━━━ Data entries

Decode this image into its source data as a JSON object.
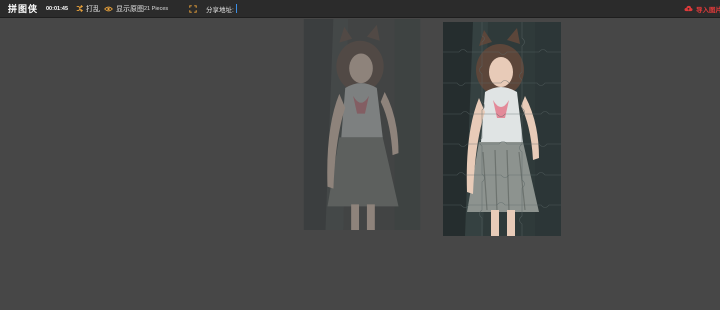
{
  "toolbar": {
    "app_title": "拼图侠",
    "timer": "00:01:45",
    "shuffle_label": "打乱",
    "show_original_label": "显示原图",
    "pieces_label": "21 Pieces",
    "share_label": "分享地址:",
    "import_label": "导入图片"
  },
  "icons": {
    "shuffle": "shuffle-icon",
    "show_original": "eye-icon",
    "fullscreen": "fullscreen-icon",
    "import": "cloud-upload-icon"
  },
  "colors": {
    "background": "#474747",
    "toolbar": "#2b2b2b",
    "accent_orange": "#e8a13a",
    "import_red": "#e03a3a"
  },
  "puzzle": {
    "pieces": 21
  }
}
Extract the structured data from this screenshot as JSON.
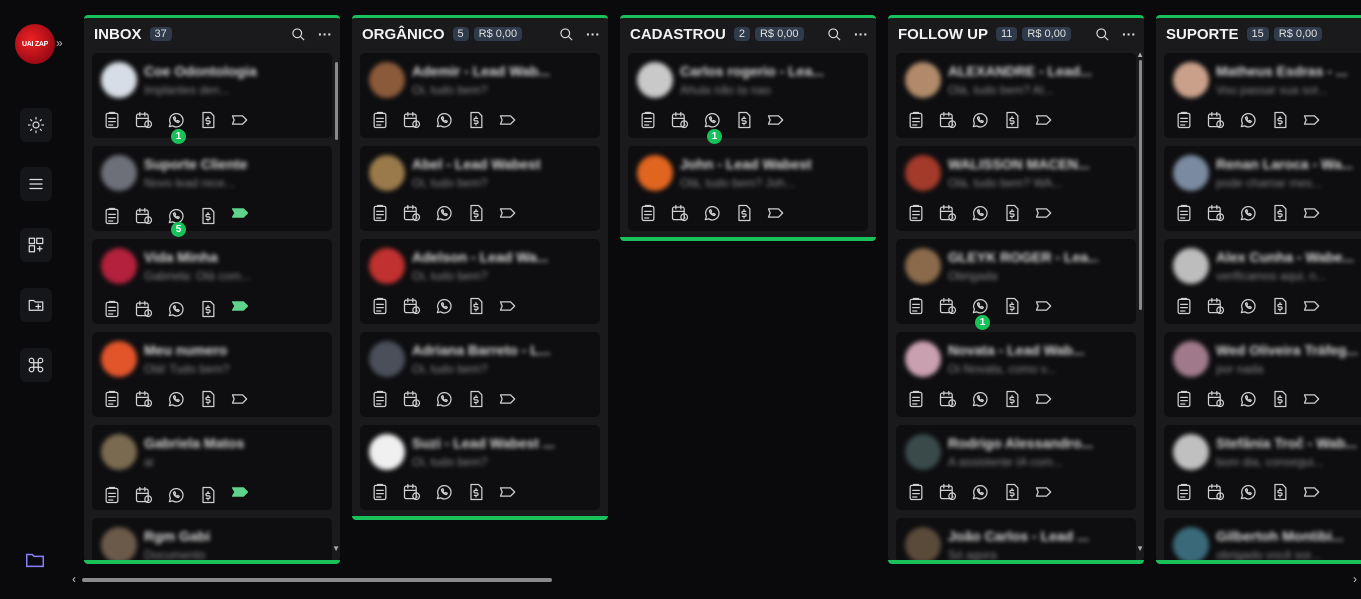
{
  "logo_text": "UAI ZAP",
  "sidebar": {
    "items": [
      {
        "name": "sun-icon"
      },
      {
        "name": "menu-icon"
      },
      {
        "name": "board-add-icon"
      },
      {
        "name": "folder-add-icon"
      },
      {
        "name": "command-icon"
      }
    ]
  },
  "columns": [
    {
      "title": "INBOX",
      "count": "37",
      "money": "",
      "cards": [
        {
          "name": "Coe Odontologia",
          "msg": "Implantes den...",
          "avatar": "#d7dde6",
          "tag": "outline",
          "badge": "1"
        },
        {
          "name": "Suporte Cliente",
          "msg": "Novo lead rece...",
          "avatar": "#6d6f79",
          "tag": "green",
          "badge": "5"
        },
        {
          "name": "Vida Minha",
          "msg": "Gabriela: Olá com...",
          "avatar": "#b3213c",
          "tag": "green",
          "badge": ""
        },
        {
          "name": "Meu numero",
          "msg": "Olá! Tudo bem?",
          "avatar": "#e2552b",
          "tag": "outline",
          "badge": ""
        },
        {
          "name": "Gabriela Matos",
          "msg": "ai",
          "avatar": "#7a6a4f",
          "tag": "green",
          "badge": ""
        },
        {
          "name": "Rgm Gabi",
          "msg": "Documento",
          "avatar": "#6b5a4a",
          "tag": "outline",
          "badge": ""
        }
      ]
    },
    {
      "title": "ORGÂNICO",
      "count": "5",
      "money": "R$ 0,00",
      "cards": [
        {
          "name": "Ademir - Lead Wab...",
          "msg": "Oi, tudo bem?",
          "avatar": "#8b5a3a",
          "tag": "outline",
          "badge": ""
        },
        {
          "name": "Abel - Lead Wabest",
          "msg": "Oi, tudo bem?",
          "avatar": "#9a7a4a",
          "tag": "outline",
          "badge": ""
        },
        {
          "name": "Adelson - Lead Wa...",
          "msg": "Oi, tudo bem?",
          "avatar": "#c0312f",
          "tag": "outline",
          "badge": ""
        },
        {
          "name": "Adriana Barreto - L...",
          "msg": "Oi, tudo bem?",
          "avatar": "#4a4f5a",
          "tag": "outline",
          "badge": ""
        },
        {
          "name": "Suzi - Lead Wabest ...",
          "msg": "Oi, tudo bem?",
          "avatar": "#f0f0f0",
          "tag": "outline",
          "badge": ""
        }
      ]
    },
    {
      "title": "CADASTROU",
      "count": "2",
      "money": "R$ 0,00",
      "cards": [
        {
          "name": "Carlos rogerio - Lea...",
          "msg": "Ahula não ta nao",
          "avatar": "#c9c9c9",
          "tag": "outline",
          "badge": "1"
        },
        {
          "name": "John - Lead Wabest",
          "msg": "Olá, tudo bem? Joh...",
          "avatar": "#e0651f",
          "tag": "outline",
          "badge": ""
        }
      ]
    },
    {
      "title": "FOLLOW UP",
      "count": "11",
      "money": "R$ 0,00",
      "cards": [
        {
          "name": "ALEXANDRE - Lead...",
          "msg": "Olá, tudo bem? Al...",
          "avatar": "#b08a6a",
          "tag": "outline",
          "badge": ""
        },
        {
          "name": "WALISSON MACEN...",
          "msg": "Olá, tudo bem? WA...",
          "avatar": "#a33a2a",
          "tag": "outline",
          "badge": ""
        },
        {
          "name": "GLEYK ROGER - Lea...",
          "msg": "Obrigada",
          "avatar": "#8a6a4a",
          "tag": "outline",
          "badge": "1"
        },
        {
          "name": "Novata - Lead Wab...",
          "msg": "Oi Novata, como v...",
          "avatar": "#c9a0b0",
          "tag": "outline",
          "badge": ""
        },
        {
          "name": "Rodrigo Alessandro...",
          "msg": "A assistente IA com...",
          "avatar": "#3a4a4a",
          "tag": "outline",
          "badge": ""
        },
        {
          "name": "João Carlos - Lead ...",
          "msg": "Só agora",
          "avatar": "#5a4a3a",
          "tag": "outline",
          "badge": ""
        }
      ]
    },
    {
      "title": "SUPORTE",
      "count": "15",
      "money": "R$ 0,00",
      "cards": [
        {
          "name": "Matheus Esdras - ...",
          "msg": "Vou passar sua sol...",
          "avatar": "#c9a08a",
          "tag": "outline",
          "badge": ""
        },
        {
          "name": "Renan Laroca - Wa...",
          "msg": "pode chamar mes...",
          "avatar": "#7a8aa0",
          "tag": "outline",
          "badge": ""
        },
        {
          "name": "Alex Cunha - Wabe...",
          "msg": "verificamos aqui, n...",
          "avatar": "#bdbdbd",
          "tag": "outline",
          "badge": ""
        },
        {
          "name": "Wed Oliveira Tráfeg...",
          "msg": "por nada",
          "avatar": "#a07a8a",
          "tag": "outline",
          "badge": ""
        },
        {
          "name": "Stefânia Troč - Wab...",
          "msg": "bom dia, consegui...",
          "avatar": "#c0c0c0",
          "tag": "outline",
          "badge": ""
        },
        {
          "name": "Gilbertoh Montibi...",
          "msg": "obrigado você sor...",
          "avatar": "#3a6a7a",
          "tag": "outline",
          "badge": ""
        }
      ]
    }
  ]
}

━━━━━━

▶ [Exercise prompt]: Within the records, how many lines include "count"? The answer is the number and nothing else.

▶ [Solution to the problem]: 5